## AIM
Rewrite the data lines starting at the one containing "invalidation-label: Invalidation level" and ending at the one containing "price-tick-label: 34.00 <box>1836", with "price-tick-label" changed to "price-level-label" and everything else left as it is.

Element and region listings
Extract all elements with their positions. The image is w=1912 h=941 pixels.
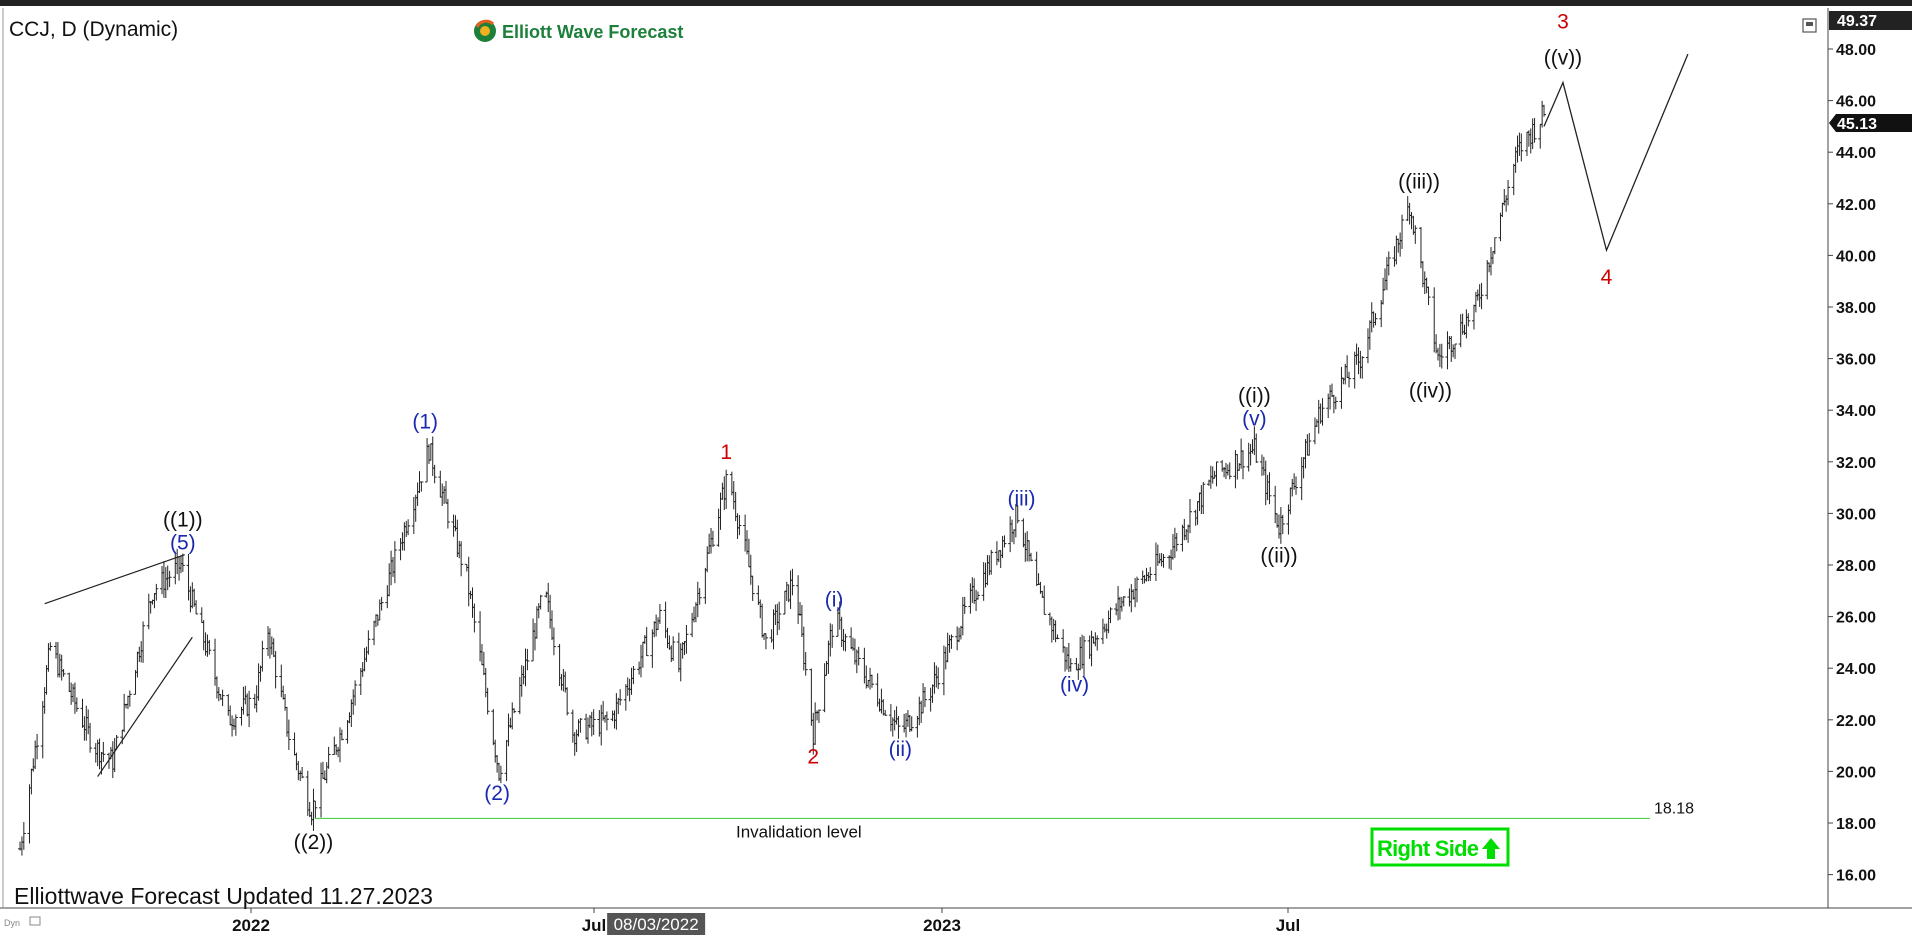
invalidation-label: Invalidation level <box>736 822 862 841</box>
wedge-line <box>97 636 193 777</box>
wave-overlays <box>44 53 1689 777</box>
wave-label: 4 <box>1601 266 1613 289</box>
wave-label: (ii) <box>889 738 912 761</box>
wave-label: ((i)) <box>1238 384 1271 407</box>
time-tick-label: 2022 <box>232 916 270 935</box>
wave-label: (v) <box>1242 408 1267 431</box>
projection-path <box>1543 53 1689 253</box>
time-axis: 2022 Jul 2023 Jul 08/03/2022 <box>232 908 1300 935</box>
wave-label: 3 <box>1557 10 1569 33</box>
wave-labels: ((1))(5) ((2)) (1) (2) 1 2 (i) (ii) (iii) (iv) ((i… <box>163 10 1613 853</box>
symbol-title: CCJ, D (Dynamic) <box>9 18 178 41</box>
top-price-value: 49.37 <box>1837 13 1877 30</box>
wave-label: 1 <box>720 441 732 464</box>
right-side-badge: Right Side <box>1370 827 1510 867</box>
top-border <box>0 0 1912 6</box>
last-price-value: 45.13 <box>1837 116 1877 133</box>
logo-text: Elliott Wave Forecast <box>502 22 683 42</box>
price-tick-label: 44.00 <box>1836 145 1876 162</box>
price-axis: 16.00 18.00 20.00 22.00 24.00 26.00 28.00 30.00… <box>1828 11 1912 885</box>
logo: Elliott Wave Forecast <box>474 19 683 42</box>
top-price-tag <box>1829 11 1912 30</box>
price-tick-label: 48.00 <box>1836 42 1876 59</box>
wave-label: ((1)) <box>163 508 203 531</box>
wave-label: ((iv)) <box>1409 379 1452 402</box>
time-tick-label: Jul <box>582 916 607 935</box>
price-tick-label: 36.00 <box>1836 352 1876 369</box>
invalidation-value: 18.18 <box>1654 800 1694 817</box>
price-tick-label: 34.00 <box>1836 403 1876 420</box>
price-tick-label: 20.00 <box>1836 764 1876 781</box>
price-tick-label: 26.00 <box>1836 610 1876 627</box>
price-tick-label: 32.00 <box>1836 455 1876 472</box>
up-arrow-icon <box>1482 838 1500 859</box>
price-tick-label: 24.00 <box>1836 661 1876 678</box>
time-tick-label: Jul <box>1276 916 1301 935</box>
right-side-label: Right Side <box>1377 836 1479 861</box>
wave-label: (iii) <box>1008 488 1036 511</box>
wave-label: 2 <box>807 746 819 769</box>
wave-label: (iv) <box>1060 673 1089 696</box>
wave-label: (2) <box>484 782 510 805</box>
cursor-date-tag <box>607 913 706 935</box>
price-tick-label: 42.00 <box>1836 197 1876 214</box>
price-tick-label: 30.00 <box>1836 506 1876 523</box>
wave-label: (i) <box>825 588 844 611</box>
wave-label: ((v)) <box>1544 46 1582 69</box>
wave-label: ((2)) <box>294 831 334 854</box>
wedge-line <box>44 554 185 605</box>
wave-label: ((ii)) <box>1260 544 1297 567</box>
wave-label: (5) <box>170 532 196 555</box>
grid-icon <box>29 916 41 926</box>
price-tick-label: 40.00 <box>1836 248 1876 265</box>
cursor-date: 08/03/2022 <box>614 915 699 934</box>
time-tick-label: 2023 <box>923 916 961 935</box>
settings-icon[interactable] <box>1802 18 1817 33</box>
price-tick-label: 18.00 <box>1836 816 1876 833</box>
last-price-tag <box>1829 114 1912 133</box>
price-tick-label: 22.00 <box>1836 713 1876 730</box>
price-tick-label: 38.00 <box>1836 300 1876 317</box>
price-tick-label: 16.00 <box>1836 868 1876 885</box>
wave-label: (1) <box>412 410 438 433</box>
ohlc-bars <box>18 100 1547 856</box>
updated-note: Elliottwave Forecast Updated 11.27.2023 <box>14 883 433 909</box>
price-tick-label: 28.00 <box>1836 558 1876 575</box>
price-tick-label: 46.00 <box>1836 94 1876 111</box>
dyn-marker: Dyn <box>4 918 20 928</box>
wave-label: ((iii)) <box>1398 170 1440 193</box>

## EXERCISE RESPONSE
invalidation-label: Invalidation level <box>736 822 862 841</box>
wedge-line <box>97 636 193 777</box>
wave-overlays <box>44 53 1689 777</box>
wave-label: 4 <box>1601 266 1613 289</box>
wave-label: (ii) <box>889 738 912 761</box>
wave-label: ((i)) <box>1238 384 1271 407</box>
time-tick-label: 2022 <box>232 916 270 935</box>
wave-label: (v) <box>1242 408 1267 431</box>
projection-path <box>1543 53 1689 253</box>
time-axis: 2022 Jul 2023 Jul 08/03/2022 <box>232 908 1300 935</box>
wave-label: 3 <box>1557 10 1569 33</box>
wave-labels: ((1))(5) ((2)) (1) (2) 1 2 (i) (ii) (iii) (iv) ((i… <box>163 10 1613 853</box>
symbol-title: CCJ, D (Dynamic) <box>9 18 178 41</box>
top-price-value: 49.37 <box>1837 13 1877 30</box>
wave-label: 1 <box>720 441 732 464</box>
right-side-badge: Right Side <box>1370 827 1510 867</box>
top-border <box>0 0 1912 6</box>
last-price-value: 45.13 <box>1837 116 1877 133</box>
logo-text: Elliott Wave Forecast <box>502 22 683 42</box>
price-level-label: 44.00 <box>1836 145 1876 162</box>
price-axis: 16.00 18.00 20.00 22.00 24.00 26.00 28.00 30.00… <box>1828 11 1912 885</box>
logo: Elliott Wave Forecast <box>474 19 683 42</box>
top-price-tag <box>1829 11 1912 30</box>
price-level-label: 48.00 <box>1836 42 1876 59</box>
wave-label: ((1)) <box>163 508 203 531</box>
wave-label: ((iv)) <box>1409 379 1452 402</box>
time-tick-label: Jul <box>582 916 607 935</box>
price-level-label: 36.00 <box>1836 352 1876 369</box>
invalidation-value: 18.18 <box>1654 800 1694 817</box>
price-level-label: 34.00 <box>1836 403 1876 420</box>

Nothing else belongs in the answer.